Top of PASSAGE TO READ
Teeter-totter: Mortgage rates and closing costsDecember 01st, 2010
How is it that in doing your homework before submitting an application for a new home loan or refinance mortgage that there are such a wide range of rates being quoted? Perhaps because you are only getting the interest rate and not the full rate quote. When using mortgage calculators to determine a monthly payment or savings from a refinance, keep in mind the cost of the mortgage for which you are applying.
Mortgage rates and closing costs
On a closing cost calculator you are asked to input loan fees, discount and origination points. How do you know what to put in for these fees? On a monthly payment calculator you are asked to input the mortgage amount and mortgage rate. For mortgage rate you can get a general idea by listening to advertisements on radio or television or in your local paper. Typically however the quote includes the basic rate and the higher "APR," but not the costs of the loan, i.e. the origination fee or discount points.
Both the costs and the mortgage rate affect your transaction, but how do they relate? At any given moment in the market, mortgage rates and costs are inversely related, meaning that as one goes up the other goes down, just like the teeter-totter on the schoolyard. Imagine you and your spouse on a teeter-totter. You are holding onto your monthly mortgage payment which is determined by the interest rate. Your spouse is holding the cost of the loan. As you go up your spouse goes down; the higher the mortgage rate the lower the costs. When your spouse goes up you go down; the higher the closing costs for the mortgage the lower the rate on the mortgage.
Every day the contents of the teeter-totter change slightly. Today it may be that 4.00 percent costs two points and 4.50 percent is available at no points. With changes in the market those rates tomorrow could be 4.125 percent at two points and 4.625 percent at no points. Despite the shift upward in the rate the relationship remains the same, higher rate means lower cost, lower rate means higher cost.
Where is the teeter-totter?
The teeter-totter is a metaphor for the secondary markets which are established for the sale of mortgage backed securities (MBS) which consist of mortgages like yours. When your mortgage funds, chances are it will be a Fannie Mae, Freddie Mac or Ginnie Mae mortgage insured by the government, either FHA or VA. Your mortgage rates and costs are established by the daily behavior of MBS investors.
Your mortgage is bundled with others and sold as part of an MBS offering. Acting like bonds issued by the U.S. Treasury or other entity like a municipal government or corporation, MBS offerings have yields to investors. Yield is the investor term for interest rate; instead of paying interest, however, the investor receives the yield on the investment.
Mortgage rates depend on market activity
Depending on what investors feel will be happening in the economy, what other investment opportunities are offering in yield for similar risk and other factors, investors bid higher or lower for the MBS offering. Just like at an auction the more active bidders the higher the price, the fewer bidders the lower the price.
Bottom of PASSAGE TO READ
Top of PROVIDED DATA
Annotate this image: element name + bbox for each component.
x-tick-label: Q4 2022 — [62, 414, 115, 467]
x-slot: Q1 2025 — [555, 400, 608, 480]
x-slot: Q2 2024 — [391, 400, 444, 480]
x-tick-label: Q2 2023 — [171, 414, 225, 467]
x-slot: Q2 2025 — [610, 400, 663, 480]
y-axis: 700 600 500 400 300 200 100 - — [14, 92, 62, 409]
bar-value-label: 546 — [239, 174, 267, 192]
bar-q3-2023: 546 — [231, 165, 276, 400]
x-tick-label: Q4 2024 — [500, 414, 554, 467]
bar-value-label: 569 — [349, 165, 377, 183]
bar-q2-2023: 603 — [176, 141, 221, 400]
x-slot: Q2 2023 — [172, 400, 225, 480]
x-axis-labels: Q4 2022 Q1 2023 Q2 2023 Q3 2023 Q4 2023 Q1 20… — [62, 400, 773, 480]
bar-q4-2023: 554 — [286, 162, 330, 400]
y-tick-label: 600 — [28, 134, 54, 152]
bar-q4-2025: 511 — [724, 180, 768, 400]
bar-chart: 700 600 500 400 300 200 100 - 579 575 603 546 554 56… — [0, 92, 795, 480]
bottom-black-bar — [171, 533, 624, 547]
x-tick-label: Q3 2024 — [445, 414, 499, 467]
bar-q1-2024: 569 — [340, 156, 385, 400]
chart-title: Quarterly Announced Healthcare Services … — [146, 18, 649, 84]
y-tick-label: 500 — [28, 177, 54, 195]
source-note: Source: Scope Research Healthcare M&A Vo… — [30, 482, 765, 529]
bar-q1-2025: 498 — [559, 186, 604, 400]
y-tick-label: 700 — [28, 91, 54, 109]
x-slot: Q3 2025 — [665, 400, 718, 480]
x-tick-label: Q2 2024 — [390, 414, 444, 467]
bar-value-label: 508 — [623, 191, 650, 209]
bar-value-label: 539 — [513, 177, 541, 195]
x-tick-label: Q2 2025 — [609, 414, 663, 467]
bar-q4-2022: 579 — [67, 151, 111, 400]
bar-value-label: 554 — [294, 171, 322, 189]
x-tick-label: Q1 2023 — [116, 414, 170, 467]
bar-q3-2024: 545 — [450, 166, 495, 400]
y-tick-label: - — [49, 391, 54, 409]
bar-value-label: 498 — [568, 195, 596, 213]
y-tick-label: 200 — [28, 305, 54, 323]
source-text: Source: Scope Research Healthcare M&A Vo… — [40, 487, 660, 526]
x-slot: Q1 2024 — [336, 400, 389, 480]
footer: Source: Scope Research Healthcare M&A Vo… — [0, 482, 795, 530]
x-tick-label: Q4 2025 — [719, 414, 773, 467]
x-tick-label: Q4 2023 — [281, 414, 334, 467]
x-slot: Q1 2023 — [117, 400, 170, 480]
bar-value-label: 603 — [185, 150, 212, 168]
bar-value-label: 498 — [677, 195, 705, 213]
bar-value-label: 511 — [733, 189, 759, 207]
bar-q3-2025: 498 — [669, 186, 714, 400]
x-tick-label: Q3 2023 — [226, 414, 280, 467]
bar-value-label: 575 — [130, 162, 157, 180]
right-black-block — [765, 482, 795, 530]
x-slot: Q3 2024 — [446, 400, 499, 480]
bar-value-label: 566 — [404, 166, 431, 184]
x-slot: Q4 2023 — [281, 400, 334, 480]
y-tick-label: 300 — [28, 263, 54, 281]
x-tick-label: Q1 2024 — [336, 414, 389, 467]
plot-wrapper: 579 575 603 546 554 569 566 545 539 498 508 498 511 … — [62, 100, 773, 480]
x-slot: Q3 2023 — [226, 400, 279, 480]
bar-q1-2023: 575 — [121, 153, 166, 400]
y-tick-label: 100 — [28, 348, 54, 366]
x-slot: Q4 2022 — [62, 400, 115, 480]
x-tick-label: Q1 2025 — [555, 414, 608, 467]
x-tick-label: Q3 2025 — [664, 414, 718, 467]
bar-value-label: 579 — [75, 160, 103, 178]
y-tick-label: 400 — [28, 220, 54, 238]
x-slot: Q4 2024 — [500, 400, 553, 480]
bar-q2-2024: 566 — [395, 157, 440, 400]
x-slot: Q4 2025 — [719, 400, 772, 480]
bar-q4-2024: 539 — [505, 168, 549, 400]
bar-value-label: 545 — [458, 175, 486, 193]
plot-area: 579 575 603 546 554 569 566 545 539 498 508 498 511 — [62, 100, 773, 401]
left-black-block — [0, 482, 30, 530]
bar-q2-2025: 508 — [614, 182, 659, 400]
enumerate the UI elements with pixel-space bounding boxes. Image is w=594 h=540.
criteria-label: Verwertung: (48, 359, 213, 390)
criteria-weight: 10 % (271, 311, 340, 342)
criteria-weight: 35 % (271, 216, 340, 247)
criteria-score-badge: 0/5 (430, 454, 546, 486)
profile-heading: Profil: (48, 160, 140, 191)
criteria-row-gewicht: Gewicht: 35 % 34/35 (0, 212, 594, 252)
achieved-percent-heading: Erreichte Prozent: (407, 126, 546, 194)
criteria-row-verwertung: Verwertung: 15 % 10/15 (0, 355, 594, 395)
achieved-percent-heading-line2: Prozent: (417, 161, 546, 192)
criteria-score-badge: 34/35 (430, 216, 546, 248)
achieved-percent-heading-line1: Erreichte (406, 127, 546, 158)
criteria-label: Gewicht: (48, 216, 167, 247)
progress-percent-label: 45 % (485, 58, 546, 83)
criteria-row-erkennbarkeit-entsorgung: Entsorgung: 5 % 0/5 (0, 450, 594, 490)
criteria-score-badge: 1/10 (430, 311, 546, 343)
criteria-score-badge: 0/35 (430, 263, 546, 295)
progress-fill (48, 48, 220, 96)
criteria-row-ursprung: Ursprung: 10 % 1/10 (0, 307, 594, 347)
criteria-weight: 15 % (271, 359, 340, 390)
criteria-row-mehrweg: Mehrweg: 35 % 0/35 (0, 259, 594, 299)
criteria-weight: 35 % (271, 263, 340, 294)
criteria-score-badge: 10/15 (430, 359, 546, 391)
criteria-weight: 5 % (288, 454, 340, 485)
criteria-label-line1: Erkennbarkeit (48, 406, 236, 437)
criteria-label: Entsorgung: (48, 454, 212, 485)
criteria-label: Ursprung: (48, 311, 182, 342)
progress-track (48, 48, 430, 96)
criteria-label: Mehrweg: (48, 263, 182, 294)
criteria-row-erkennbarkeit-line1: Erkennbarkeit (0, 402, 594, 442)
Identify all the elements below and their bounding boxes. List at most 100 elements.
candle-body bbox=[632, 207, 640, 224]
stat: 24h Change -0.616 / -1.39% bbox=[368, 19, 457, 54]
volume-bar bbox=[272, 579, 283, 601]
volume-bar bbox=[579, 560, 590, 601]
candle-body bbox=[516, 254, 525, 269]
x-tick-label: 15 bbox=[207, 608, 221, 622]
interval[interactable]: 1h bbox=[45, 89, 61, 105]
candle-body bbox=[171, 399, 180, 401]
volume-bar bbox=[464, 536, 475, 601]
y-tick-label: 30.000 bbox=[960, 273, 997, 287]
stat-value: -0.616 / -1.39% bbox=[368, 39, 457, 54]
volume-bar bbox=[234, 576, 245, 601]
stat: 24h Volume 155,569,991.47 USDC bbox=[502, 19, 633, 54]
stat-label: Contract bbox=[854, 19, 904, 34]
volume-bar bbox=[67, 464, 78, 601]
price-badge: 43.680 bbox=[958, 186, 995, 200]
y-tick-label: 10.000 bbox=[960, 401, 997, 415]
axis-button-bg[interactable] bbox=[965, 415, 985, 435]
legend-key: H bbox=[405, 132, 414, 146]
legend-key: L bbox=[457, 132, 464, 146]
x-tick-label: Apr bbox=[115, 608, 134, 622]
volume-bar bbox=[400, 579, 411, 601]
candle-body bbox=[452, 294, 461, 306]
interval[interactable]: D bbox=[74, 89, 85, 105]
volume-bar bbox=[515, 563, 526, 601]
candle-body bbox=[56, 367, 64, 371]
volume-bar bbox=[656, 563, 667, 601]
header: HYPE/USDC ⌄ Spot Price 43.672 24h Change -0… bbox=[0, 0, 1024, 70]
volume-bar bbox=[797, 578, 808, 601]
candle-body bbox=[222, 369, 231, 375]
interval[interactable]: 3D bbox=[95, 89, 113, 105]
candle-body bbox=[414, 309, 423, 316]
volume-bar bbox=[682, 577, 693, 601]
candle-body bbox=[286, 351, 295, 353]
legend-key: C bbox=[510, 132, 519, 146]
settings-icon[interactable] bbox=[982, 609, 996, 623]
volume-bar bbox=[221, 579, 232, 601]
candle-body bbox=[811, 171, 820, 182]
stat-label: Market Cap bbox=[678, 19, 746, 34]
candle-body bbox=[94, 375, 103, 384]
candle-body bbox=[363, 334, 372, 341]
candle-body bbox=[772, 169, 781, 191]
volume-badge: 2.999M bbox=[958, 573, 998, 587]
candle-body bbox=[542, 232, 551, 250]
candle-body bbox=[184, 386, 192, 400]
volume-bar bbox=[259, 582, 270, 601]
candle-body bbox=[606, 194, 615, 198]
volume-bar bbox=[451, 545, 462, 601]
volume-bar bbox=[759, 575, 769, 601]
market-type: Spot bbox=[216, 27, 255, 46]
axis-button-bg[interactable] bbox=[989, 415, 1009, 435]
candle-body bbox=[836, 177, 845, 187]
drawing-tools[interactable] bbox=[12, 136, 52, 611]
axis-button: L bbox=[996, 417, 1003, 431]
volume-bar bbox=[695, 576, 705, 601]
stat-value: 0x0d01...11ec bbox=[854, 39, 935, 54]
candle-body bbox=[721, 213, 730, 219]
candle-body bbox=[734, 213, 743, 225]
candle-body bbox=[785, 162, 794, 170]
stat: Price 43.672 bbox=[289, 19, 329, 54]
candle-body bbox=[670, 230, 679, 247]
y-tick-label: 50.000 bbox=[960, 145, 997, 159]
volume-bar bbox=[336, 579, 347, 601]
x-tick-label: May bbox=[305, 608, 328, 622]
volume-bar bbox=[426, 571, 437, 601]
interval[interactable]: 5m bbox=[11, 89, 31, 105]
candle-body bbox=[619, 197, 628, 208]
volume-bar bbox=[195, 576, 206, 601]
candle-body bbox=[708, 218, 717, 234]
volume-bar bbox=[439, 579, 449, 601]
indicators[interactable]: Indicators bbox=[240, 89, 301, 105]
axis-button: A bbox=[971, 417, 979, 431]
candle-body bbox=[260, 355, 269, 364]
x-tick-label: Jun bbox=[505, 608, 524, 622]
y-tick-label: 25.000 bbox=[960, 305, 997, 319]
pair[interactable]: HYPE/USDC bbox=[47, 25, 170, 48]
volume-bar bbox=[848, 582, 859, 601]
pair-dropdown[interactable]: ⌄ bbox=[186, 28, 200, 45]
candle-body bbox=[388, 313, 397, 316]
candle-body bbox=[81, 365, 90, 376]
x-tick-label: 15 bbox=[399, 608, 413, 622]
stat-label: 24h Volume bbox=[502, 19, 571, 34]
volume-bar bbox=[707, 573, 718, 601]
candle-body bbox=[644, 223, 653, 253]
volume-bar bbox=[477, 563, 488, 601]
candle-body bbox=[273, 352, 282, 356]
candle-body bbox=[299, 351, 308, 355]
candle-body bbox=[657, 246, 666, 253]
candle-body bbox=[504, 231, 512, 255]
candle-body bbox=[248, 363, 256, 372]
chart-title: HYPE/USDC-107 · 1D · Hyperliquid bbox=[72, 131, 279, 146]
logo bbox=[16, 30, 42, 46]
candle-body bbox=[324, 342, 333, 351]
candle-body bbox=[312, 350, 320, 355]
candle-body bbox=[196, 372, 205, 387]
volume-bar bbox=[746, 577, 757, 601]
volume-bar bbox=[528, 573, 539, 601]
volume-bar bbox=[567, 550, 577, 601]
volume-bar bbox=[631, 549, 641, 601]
Bottom of PROVIDED DATA
# [TASK LIST]
a – Summarize the article on mortgage rates and closing costs in two sentences.
b – Continue the article on mortgage rates and closing costs from its final sentence.
The items bear no relation to the article on mortgage rates and closing costs.

# [PER-TASK ANSWERS]
a – Mortgage rates and loan costs move inversely, like a teeter-totter: a higher rate brings lower costs and higher costs bring a lower rate, and that relationship holds even as rates shift from day to day. The teeter-totter stands for the secondary market for mortgage-backed securities, where investors' daily bidding sets mortgage rates and costs according to their view of the economy and the yields other investments offer.

b –
As with mortgage rates and costs, MBS prices and yields are also inversely related. The more bidders for mortgage backed securities the higher the price and the lower the yield. When there is high demand for MBS, it is beneficial for consumers searching for mortgages as lower yields mean lower mortgage rates.
Every day the bidders for MBS alter the rates being offered for all mortgages. And as the bidding changes daily so too do the mortgage rates being offered. The teeter-totter moves depending on how many bidders and how active they are. One day the no-point loan may be at 4.50 percent and the next day it could be 4.625 or 4.375 percent.
Not always proportional
Further complicating the mortgage rate and price relationship is that they do not always move in direct proportion. A general rule of thumb is that on a 30-year fixed-rate mortgage a difference of one-eighth of a percent (0.125 percent) in rate is equivalent to a difference of one-half of a point in fees (0.5 percent of the loan amount).
This is a general rule of thumb, but often the difference can be more or less depending on the market. For example, raising the rate one-eighth of a percent from 4.00 percent to 4.125 percent may lower the cost of a loan 0.5 points. However, raising the rate another one-eighth of a point (from 4.125 percent to 4.25 percent) may only lower your cost another 0.25 points.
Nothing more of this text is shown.